• _The problem_
Reproduce each line exactly. Skip none.

+ + +

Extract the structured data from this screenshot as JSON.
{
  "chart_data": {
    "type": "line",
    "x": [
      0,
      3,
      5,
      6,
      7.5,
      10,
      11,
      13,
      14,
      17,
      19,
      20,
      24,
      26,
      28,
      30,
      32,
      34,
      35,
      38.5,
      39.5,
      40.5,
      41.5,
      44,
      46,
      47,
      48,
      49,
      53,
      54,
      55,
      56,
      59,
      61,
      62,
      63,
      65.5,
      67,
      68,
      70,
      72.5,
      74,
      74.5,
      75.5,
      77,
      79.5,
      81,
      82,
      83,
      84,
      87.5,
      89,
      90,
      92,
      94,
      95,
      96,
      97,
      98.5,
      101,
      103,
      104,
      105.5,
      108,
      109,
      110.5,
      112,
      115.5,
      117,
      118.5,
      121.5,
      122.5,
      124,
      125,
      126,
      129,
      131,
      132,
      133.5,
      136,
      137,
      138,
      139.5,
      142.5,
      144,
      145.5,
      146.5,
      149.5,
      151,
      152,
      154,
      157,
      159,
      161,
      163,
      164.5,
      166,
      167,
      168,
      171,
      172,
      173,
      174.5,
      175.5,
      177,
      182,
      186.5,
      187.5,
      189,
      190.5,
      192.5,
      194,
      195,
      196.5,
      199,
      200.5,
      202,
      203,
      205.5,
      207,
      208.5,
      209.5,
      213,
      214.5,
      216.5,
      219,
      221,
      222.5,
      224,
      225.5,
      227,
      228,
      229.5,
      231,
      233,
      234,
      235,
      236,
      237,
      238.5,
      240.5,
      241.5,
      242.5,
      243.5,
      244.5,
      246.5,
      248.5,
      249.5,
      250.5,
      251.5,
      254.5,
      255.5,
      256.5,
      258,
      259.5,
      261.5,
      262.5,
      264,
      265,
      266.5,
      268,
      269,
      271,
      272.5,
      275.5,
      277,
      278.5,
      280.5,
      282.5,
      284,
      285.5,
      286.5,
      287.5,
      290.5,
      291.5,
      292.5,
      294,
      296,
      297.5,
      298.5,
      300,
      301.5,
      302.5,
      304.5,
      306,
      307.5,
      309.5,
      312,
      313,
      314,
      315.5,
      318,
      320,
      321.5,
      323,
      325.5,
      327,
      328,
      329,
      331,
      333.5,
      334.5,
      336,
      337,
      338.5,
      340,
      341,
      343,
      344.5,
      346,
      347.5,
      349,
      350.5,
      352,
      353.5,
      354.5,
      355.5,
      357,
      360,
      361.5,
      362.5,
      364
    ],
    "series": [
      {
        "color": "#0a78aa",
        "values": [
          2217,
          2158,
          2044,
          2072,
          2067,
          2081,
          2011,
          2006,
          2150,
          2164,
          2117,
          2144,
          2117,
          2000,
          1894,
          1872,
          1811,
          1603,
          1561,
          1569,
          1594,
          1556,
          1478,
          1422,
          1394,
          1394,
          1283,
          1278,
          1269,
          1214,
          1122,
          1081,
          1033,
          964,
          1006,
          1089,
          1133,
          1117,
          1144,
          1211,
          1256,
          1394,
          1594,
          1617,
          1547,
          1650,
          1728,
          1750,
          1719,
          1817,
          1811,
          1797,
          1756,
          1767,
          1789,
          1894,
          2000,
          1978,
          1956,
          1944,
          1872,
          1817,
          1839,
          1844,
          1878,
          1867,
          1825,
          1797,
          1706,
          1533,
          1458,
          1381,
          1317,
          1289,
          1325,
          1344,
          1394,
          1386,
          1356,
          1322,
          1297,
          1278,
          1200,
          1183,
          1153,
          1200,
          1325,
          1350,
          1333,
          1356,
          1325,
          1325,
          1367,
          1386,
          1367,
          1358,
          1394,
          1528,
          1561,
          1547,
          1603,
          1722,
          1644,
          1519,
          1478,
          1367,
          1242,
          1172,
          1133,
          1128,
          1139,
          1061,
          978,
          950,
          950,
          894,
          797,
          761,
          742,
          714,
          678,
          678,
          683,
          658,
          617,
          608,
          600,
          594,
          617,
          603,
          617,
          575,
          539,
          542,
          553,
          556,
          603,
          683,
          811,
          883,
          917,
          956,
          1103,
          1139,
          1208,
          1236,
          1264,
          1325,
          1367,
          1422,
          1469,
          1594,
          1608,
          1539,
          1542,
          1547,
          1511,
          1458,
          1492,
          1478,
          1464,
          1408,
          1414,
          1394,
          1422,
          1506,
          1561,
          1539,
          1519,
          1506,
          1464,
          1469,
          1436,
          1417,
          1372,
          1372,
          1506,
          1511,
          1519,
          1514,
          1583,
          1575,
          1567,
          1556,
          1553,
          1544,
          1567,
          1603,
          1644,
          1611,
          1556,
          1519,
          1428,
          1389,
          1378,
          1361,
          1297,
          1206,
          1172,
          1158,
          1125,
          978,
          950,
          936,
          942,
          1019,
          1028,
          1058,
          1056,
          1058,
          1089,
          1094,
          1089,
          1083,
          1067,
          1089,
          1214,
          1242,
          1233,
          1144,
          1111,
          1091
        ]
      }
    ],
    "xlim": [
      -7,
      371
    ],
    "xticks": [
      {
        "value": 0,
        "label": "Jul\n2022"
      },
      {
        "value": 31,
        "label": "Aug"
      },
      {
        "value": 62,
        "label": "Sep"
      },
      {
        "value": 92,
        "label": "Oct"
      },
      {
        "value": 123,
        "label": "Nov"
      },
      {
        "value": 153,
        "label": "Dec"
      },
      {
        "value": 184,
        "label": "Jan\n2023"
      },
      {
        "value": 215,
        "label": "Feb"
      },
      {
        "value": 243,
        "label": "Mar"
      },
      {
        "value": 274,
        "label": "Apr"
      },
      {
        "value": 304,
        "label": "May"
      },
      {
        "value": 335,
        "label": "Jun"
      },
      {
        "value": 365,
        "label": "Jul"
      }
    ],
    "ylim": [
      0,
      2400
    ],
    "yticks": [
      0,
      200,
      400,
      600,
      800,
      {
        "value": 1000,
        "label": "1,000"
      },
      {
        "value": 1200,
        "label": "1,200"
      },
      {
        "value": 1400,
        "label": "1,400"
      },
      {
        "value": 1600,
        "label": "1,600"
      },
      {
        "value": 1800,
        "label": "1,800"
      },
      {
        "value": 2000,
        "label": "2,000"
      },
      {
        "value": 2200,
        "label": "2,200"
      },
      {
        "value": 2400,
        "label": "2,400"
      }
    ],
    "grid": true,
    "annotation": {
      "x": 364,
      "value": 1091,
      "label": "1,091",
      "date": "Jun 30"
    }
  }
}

+ + +

• _Exercise solution_
Extract the structured data from this screenshot as JSON.
{
  "chart_data": {
    "type": "line",
    "x": [
      0,
      3,
      5,
      6,
      7.5,
      10,
      11,
      13,
      14,
      17,
      19,
      20,
      24,
      26,
      28,
      30,
      32,
      34,
      35,
      38.5,
      39.5,
      40.5,
      41.5,
      44,
      46,
      47,
      48,
      49,
      53,
      54,
      55,
      56,
      59,
      61,
      62,
      63,
      65.5,
      67,
      68,
      70,
      72.5,
      74,
      74.5,
      75.5,
      77,
      79.5,
      81,
      82,
      83,
      84,
      87.5,
      89,
      90,
      92,
      94,
      95,
      96,
      97,
      98.5,
      101,
      103,
      104,
      105.5,
      108,
      109,
      110.5,
      112,
      115.5,
      117,
      118.5,
      121.5,
      122.5,
      124,
      125,
      126,
      129,
      131,
      132,
      133.5,
      136,
      137,
      138,
      139.5,
      142.5,
      144,
      145.5,
      146.5,
      149.5,
      151,
      152,
      154,
      157,
      159,
      161,
      163,
      164.5,
      166,
      167,
      168,
      171,
      172,
      173,
      174.5,
      175.5,
      177,
      182,
      186.5,
      187.5,
      189,
      190.5,
      192.5,
      194,
      195,
      196.5,
      199,
      200.5,
      202,
      203,
      205.5,
      207,
      208.5,
      209.5,
      213,
      214.5,
      216.5,
      219,
      221,
      222.5,
      224,
      225.5,
      227,
      228,
      229.5,
      231,
      233,
      234,
      235,
      236,
      237,
      238.5,
      240.5,
      241.5,
      242.5,
      243.5,
      244.5,
      246.5,
      248.5,
      249.5,
      250.5,
      251.5,
      254.5,
      255.5,
      256.5,
      258,
      259.5,
      261.5,
      262.5,
      264,
      265,
      266.5,
      268,
      269,
      271,
      272.5,
      275.5,
      277,
      278.5,
      280.5,
      282.5,
      284,
      285.5,
      286.5,
      287.5,
      290.5,
      291.5,
      292.5,
      294,
      296,
      297.5,
      298.5,
      300,
      301.5,
      302.5,
      304.5,
      306,
      307.5,
      309.5,
      312,
      313,
      314,
      315.5,
      318,
      320,
      321.5,
      323,
      325.5,
      327,
      328,
      329,
      331,
      333.5,
      334.5,
      336,
      337,
      338.5,
      340,
      341,
      343,
      344.5,
      346,
      347.5,
      349,
      350.5,
      352,
      353.5,
      354.5,
      355.5,
      357,
      360,
      361.5,
      362.5,
      364
    ],
    "series": [
      {
        "color": "#0a78aa",
        "values": [
          2217,
          2158,
          2044,
          2072,
          2067,
          2081,
          2011,
          2006,
          2150,
          2164,
          2117,
          2144,
          2117,
          2000,
          1894,
          1872,
          1811,
          1603,
          1561,
          1569,
          1594,
          1556,
          1478,
          1422,
          1394,
          1394,
          1283,
          1278,
          1269,
          1214,
          1122,
          1081,
          1033,
          964,
          1006,
          1089,
          1133,
          1117,
          1144,
          1211,
          1256,
          1394,
          1594,
          1617,
          1547,
          1650,
          1728,
          1750,
          1719,
          1817,
          1811,
          1797,
          1756,
          1767,
          1789,
          1894,
          2000,
          1978,
          1956,
          1944,
          1872,
          1817,
          1839,
          1844,
          1878,
          1867,
          1825,
          1797,
          1706,
          1533,
          1458,
          1381,
          1317,
          1289,
          1325,
          1344,
          1394,
          1386,
          1356,
          1322,
          1297,
          1278,
          1200,
          1183,
          1153,
          1200,
          1325,
          1350,
          1333,
          1356,
          1325,
          1325,
          1367,
          1386,
          1367,
          1358,
          1394,
          1528,
          1561,
          1547,
          1603,
          1722,
          1644,
          1519,
          1478,
          1367,
          1242,
          1172,
          1133,
          1128,
          1139,
          1061,
          978,
          950,
          950,
          894,
          797,
          761,
          742,
          714,
          678,
          678,
          683,
          658,
          617,
          608,
          600,
          594,
          617,
          603,
          617,
          575,
          539,
          542,
          553,
          556,
          603,
          683,
          811,
          883,
          917,
          956,
          1103,
          1139,
          1208,
          1236,
          1264,
          1325,
          1367,
          1422,
          1469,
          1594,
          1608,
          1539,
          1542,
          1547,
          1511,
          1458,
          1492,
          1478,
          1464,
          1408,
          1414,
          1394,
          1422,
          1506,
          1561,
          1539,
          1519,
          1506,
          1464,
          1469,
          1436,
          1417,
          1372,
          1372,
          1506,
          1511,
          1519,
          1514,
          1583,
          1575,
          1567,
          1556,
          1553,
          1544,
          1567,
          1603,
          1644,
          1611,
          1556,
          1519,
          1428,
          1389,
          1378,
          1361,
          1297,
          1206,
          1172,
          1158,
          1125,
          978,
          950,
          936,
          942,
          1019,
          1028,
          1058,
          1056,
          1058,
          1089,
          1094,
          1089,
          1083,
          1067,
          1089,
          1214,
          1242,
          1233,
          1144,
          1111,
          1091
        ]
      }
    ],
    "xlim": [
      -7,
      371
    ],
    "xticks": [
      {
        "value": 0,
        "label": "Jul\n2022"
      },
      {
        "value": 31,
        "label": "Aug"
      },
      {
        "value": 62,
        "label": "Sep"
      },
      {
        "value": 92,
        "label": "Oct"
      },
      {
        "value": 123,
        "label": "Nov"
      },
      {
        "value": 153,
        "label": "Dec"
      },
      {
        "value": 184,
        "label": "Jan\n2023"
      },
      {
        "value": 215,
        "label": "Feb"
      },
      {
        "value": 243,
        "label": "Mar"
      },
      {
        "value": 274,
        "label": "Apr"
      },
      {
        "value": 304,
        "label": "May"
      },
      {
        "value": 335,
        "label": "Jun"
      },
      {
        "value": 365,
        "label": "Jul"
      }
    ],
    "ylim": [
      0,
      2400
    ],
    "yticks": [
      0,
      200,
      400,
      600,
      800,
      {
        "value": 1000,
        "label": "1,000"
      },
      {
        "value": 1200,
        "label": "1,200"
      },
      {
        "value": 1400,
        "label": "1,400"
      },
      {
        "value": 1600,
        "label": "1,600"
      },
      {
        "value": 1800,
        "label": "1,800"
      },
      {
        "value": 2000,
        "label": "2,000"
      },
      {
        "value": 2200,
        "label": "2,200"
      },
      {
        "value": 2400,
        "label": "2,400"
      }
    ],
    "grid": true,
    "annotation": {
      "x": 364,
      "value": 1091,
      "label": "1,091",
      "date": "Jun 30"
    }
  }
}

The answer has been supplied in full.